Figure content listings
--- --- ---

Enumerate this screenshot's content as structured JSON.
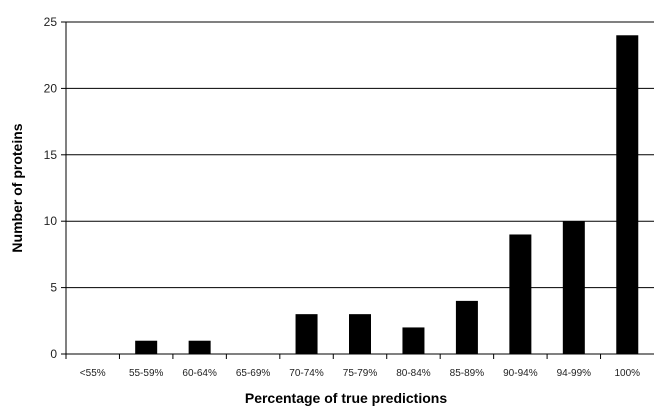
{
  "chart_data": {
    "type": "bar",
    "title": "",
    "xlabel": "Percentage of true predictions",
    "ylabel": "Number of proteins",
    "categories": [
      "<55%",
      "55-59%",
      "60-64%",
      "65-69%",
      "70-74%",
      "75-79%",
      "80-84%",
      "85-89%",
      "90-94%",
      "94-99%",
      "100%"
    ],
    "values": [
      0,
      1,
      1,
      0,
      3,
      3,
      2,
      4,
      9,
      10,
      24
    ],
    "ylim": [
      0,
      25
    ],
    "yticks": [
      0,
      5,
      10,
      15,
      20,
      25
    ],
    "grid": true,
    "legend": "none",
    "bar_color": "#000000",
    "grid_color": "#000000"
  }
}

--- --- ---

Each line of the records above that includes the string "true" should be counted. Report the total alone.

Answer space = 2